What is expected =
Copy all lines that contain the word "band".

Listing =
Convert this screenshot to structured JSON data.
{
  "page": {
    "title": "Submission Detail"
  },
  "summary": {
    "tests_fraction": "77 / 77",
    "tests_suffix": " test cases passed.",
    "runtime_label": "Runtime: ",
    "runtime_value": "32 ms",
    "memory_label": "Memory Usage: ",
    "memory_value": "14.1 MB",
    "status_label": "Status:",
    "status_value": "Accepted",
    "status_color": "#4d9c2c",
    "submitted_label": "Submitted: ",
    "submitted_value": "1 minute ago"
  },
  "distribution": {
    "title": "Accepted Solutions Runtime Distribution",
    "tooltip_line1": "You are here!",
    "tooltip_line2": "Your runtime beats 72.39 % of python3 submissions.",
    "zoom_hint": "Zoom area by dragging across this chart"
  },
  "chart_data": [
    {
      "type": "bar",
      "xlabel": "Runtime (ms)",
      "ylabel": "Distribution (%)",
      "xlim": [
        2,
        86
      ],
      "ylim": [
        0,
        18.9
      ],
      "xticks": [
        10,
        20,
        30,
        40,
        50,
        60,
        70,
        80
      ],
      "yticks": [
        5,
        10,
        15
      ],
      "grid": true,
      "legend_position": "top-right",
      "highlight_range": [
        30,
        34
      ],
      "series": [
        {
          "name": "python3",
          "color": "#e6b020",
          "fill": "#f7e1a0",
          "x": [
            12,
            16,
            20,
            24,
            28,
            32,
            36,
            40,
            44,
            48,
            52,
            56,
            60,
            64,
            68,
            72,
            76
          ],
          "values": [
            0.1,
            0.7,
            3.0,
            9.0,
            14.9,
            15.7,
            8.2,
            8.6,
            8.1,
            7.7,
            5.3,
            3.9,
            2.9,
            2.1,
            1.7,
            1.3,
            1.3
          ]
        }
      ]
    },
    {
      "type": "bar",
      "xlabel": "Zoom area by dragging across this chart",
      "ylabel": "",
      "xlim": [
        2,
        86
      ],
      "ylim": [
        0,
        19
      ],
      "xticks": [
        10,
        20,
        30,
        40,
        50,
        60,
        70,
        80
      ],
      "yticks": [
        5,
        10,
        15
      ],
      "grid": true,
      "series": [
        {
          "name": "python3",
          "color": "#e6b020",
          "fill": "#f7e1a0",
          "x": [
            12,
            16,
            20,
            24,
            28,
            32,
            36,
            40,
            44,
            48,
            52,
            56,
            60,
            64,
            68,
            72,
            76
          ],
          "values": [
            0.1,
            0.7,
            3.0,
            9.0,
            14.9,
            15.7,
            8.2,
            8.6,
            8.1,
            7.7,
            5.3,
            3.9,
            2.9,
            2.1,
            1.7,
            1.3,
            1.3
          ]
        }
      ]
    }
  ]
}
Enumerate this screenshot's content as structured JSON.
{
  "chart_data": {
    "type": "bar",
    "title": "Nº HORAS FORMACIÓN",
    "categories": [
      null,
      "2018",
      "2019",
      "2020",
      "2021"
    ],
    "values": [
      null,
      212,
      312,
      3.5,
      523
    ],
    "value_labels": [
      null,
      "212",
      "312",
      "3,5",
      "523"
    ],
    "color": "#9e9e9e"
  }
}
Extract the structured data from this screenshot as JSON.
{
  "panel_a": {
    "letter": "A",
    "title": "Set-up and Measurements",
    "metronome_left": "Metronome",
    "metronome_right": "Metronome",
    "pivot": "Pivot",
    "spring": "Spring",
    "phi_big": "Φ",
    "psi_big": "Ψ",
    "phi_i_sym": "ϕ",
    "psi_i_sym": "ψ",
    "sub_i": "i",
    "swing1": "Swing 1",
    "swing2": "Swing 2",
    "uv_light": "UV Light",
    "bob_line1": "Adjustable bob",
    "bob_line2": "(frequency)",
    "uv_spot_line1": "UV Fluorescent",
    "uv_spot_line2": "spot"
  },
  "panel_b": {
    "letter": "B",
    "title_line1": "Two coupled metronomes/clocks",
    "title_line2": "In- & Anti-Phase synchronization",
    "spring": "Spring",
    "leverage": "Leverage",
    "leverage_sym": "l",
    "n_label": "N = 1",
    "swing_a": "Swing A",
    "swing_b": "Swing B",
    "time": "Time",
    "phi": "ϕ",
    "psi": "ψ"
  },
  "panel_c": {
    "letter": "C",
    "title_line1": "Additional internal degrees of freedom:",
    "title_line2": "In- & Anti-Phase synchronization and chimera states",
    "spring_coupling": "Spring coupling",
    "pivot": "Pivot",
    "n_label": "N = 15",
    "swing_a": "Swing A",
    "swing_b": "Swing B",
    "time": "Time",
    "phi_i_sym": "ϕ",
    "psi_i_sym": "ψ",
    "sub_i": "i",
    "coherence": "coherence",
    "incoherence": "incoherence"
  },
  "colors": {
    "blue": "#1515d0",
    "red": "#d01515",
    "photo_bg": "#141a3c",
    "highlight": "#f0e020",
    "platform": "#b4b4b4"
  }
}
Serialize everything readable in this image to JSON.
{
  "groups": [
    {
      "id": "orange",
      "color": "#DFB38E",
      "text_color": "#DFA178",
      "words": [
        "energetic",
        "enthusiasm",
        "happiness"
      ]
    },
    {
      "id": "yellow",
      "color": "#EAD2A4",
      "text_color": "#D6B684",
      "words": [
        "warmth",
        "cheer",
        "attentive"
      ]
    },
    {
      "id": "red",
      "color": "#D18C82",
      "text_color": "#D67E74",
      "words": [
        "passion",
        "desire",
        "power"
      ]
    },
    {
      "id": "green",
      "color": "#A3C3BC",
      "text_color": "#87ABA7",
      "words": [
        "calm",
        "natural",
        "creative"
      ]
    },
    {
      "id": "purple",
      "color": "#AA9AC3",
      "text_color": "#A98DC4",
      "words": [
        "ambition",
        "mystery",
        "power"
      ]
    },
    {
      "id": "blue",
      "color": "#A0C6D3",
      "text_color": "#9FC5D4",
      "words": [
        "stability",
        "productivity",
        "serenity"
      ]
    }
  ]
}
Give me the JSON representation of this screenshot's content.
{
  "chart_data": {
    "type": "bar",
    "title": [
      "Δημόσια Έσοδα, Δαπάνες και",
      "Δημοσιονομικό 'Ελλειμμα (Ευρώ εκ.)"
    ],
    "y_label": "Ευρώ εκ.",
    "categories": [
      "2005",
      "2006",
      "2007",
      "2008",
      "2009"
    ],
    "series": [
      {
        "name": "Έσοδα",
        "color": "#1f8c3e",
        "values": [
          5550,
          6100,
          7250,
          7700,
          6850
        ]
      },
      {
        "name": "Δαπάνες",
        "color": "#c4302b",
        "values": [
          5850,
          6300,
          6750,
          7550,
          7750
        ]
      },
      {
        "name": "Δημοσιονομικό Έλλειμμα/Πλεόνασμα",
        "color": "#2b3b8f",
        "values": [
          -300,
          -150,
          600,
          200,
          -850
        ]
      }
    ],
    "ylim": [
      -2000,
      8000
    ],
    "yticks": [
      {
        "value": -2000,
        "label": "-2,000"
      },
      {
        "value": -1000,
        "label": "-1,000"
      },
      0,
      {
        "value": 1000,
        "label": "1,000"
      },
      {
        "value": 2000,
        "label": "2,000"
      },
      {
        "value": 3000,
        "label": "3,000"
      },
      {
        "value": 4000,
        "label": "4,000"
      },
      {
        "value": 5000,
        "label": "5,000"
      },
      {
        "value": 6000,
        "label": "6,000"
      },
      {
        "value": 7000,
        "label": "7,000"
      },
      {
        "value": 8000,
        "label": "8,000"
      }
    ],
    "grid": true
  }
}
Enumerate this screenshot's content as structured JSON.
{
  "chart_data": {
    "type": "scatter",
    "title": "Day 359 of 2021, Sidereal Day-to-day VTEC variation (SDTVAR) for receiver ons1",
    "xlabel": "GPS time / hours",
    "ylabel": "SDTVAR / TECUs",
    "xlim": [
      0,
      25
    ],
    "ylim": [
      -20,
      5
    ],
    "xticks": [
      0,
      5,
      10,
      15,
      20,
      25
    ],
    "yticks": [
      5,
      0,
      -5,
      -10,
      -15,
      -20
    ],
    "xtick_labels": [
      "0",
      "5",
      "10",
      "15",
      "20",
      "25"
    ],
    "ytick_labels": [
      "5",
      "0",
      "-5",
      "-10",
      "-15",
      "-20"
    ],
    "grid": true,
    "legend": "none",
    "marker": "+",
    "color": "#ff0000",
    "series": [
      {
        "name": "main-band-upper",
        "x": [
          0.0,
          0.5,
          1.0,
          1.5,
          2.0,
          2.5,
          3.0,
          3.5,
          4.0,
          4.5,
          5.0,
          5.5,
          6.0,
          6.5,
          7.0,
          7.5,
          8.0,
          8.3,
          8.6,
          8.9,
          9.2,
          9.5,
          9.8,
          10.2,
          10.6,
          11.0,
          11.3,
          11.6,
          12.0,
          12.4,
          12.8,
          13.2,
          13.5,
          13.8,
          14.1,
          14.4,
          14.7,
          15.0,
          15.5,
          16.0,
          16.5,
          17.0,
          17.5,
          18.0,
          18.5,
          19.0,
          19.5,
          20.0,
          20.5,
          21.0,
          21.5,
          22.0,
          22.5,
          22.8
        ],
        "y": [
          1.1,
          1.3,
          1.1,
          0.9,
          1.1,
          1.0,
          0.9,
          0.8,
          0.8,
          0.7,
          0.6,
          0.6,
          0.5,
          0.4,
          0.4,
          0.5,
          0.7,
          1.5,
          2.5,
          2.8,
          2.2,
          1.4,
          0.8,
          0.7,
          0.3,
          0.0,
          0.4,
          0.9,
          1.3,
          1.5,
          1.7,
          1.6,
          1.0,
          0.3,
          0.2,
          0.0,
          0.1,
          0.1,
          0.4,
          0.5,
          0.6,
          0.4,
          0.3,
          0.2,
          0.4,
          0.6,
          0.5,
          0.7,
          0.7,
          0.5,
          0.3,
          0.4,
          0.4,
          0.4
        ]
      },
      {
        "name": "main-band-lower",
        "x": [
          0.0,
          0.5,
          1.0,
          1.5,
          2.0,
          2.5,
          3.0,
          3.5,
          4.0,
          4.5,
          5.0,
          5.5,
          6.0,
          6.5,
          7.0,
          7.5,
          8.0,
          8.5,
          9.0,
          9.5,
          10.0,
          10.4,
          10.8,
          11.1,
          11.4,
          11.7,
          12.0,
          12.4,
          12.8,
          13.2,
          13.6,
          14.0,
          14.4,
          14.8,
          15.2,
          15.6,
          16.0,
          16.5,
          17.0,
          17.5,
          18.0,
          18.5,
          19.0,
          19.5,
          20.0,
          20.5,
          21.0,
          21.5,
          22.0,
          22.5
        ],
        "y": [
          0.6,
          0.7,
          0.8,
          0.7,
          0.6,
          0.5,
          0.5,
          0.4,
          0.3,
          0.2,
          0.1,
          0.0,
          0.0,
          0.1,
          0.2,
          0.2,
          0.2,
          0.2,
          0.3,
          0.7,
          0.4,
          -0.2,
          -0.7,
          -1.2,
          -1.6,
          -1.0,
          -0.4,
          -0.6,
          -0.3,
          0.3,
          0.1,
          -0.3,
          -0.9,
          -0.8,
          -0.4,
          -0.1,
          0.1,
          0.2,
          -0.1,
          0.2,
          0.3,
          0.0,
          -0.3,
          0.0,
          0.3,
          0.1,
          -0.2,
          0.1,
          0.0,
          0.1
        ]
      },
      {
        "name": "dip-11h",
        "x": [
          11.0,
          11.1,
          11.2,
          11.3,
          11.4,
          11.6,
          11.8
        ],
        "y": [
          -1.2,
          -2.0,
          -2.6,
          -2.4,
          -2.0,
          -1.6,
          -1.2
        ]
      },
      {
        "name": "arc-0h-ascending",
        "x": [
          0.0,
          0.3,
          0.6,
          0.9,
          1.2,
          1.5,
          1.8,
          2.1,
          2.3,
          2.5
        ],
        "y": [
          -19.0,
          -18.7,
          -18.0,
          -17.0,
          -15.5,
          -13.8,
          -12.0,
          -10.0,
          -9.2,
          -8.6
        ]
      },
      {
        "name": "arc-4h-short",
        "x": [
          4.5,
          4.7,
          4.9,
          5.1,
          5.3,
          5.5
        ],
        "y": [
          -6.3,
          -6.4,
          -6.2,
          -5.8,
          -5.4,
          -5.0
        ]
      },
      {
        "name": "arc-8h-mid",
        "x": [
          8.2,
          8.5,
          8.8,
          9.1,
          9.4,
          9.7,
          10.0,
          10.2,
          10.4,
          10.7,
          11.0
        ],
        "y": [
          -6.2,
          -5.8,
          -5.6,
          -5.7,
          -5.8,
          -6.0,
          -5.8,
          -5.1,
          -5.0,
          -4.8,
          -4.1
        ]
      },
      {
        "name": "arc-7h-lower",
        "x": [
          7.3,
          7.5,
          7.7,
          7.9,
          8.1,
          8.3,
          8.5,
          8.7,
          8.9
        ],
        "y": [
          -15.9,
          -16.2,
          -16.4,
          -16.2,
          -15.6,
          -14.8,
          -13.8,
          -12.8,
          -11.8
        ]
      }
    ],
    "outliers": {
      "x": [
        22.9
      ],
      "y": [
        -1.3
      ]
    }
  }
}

Reply to the exercise =
        "name": "main-band-upper",
        "name": "main-band-lower",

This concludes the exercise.